┌──

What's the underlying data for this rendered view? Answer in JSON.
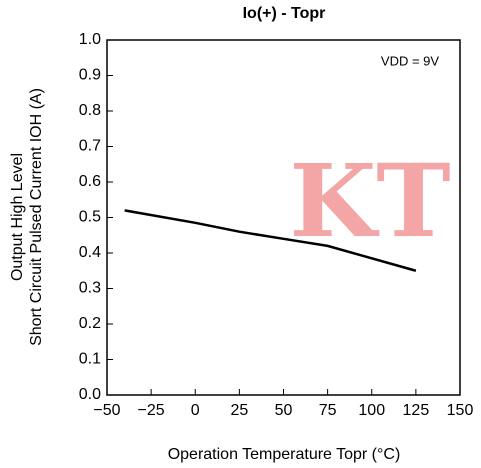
{
  "chart_data": {
    "type": "line",
    "title": "Io(+) - Topr",
    "xlabel": "Operation Temperature Topr (°C)",
    "ylabel": [
      "Output High Level",
      "Short Circuit Pulsed Current IOH (A)"
    ],
    "annotation": "VDD = 9V",
    "watermark": "KT",
    "x": [
      -40,
      0,
      25,
      50,
      75,
      100,
      125
    ],
    "series": [
      {
        "color": "#000000",
        "values": [
          0.52,
          0.485,
          0.46,
          0.44,
          0.42,
          0.385,
          0.35
        ]
      }
    ],
    "xlim": [
      -50,
      150
    ],
    "xticks": [
      {
        "value": -50,
        "label": "−50"
      },
      {
        "value": -25,
        "label": "−25"
      },
      0,
      25,
      50,
      75,
      100,
      125,
      150
    ],
    "ylim": [
      0,
      1
    ],
    "yticks": [
      {
        "value": 0,
        "label": "0.0"
      },
      0.1,
      0.2,
      0.3,
      0.4,
      0.5,
      0.6,
      0.7,
      0.8,
      0.9,
      {
        "value": 1,
        "label": "1.0"
      }
    ],
    "grid": false
  }
}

└──

### Problem details
All of the data above should be transcribed verbatim, with pictures omitted.

### Correct result
What's the underlying data for this rendered view? Answer in JSON.
{
  "chart_data": {
    "type": "line",
    "title": "Io(+) - Topr",
    "xlabel": "Operation Temperature Topr (°C)",
    "ylabel": [
      "Output High Level",
      "Short Circuit Pulsed Current IOH (A)"
    ],
    "annotation": "VDD = 9V",
    "watermark": "KT",
    "x": [
      -40,
      0,
      25,
      50,
      75,
      100,
      125
    ],
    "series": [
      {
        "color": "#000000",
        "values": [
          0.52,
          0.485,
          0.46,
          0.44,
          0.42,
          0.385,
          0.35
        ]
      }
    ],
    "xlim": [
      -50,
      150
    ],
    "xticks": [
      {
        "value": -50,
        "label": "−50"
      },
      {
        "value": -25,
        "label": "−25"
      },
      0,
      25,
      50,
      75,
      100,
      125,
      150
    ],
    "ylim": [
      0,
      1
    ],
    "yticks": [
      {
        "value": 0,
        "label": "0.0"
      },
      0.1,
      0.2,
      0.3,
      0.4,
      0.5,
      0.6,
      0.7,
      0.8,
      0.9,
      {
        "value": 1,
        "label": "1.0"
      }
    ],
    "grid": false
  }
}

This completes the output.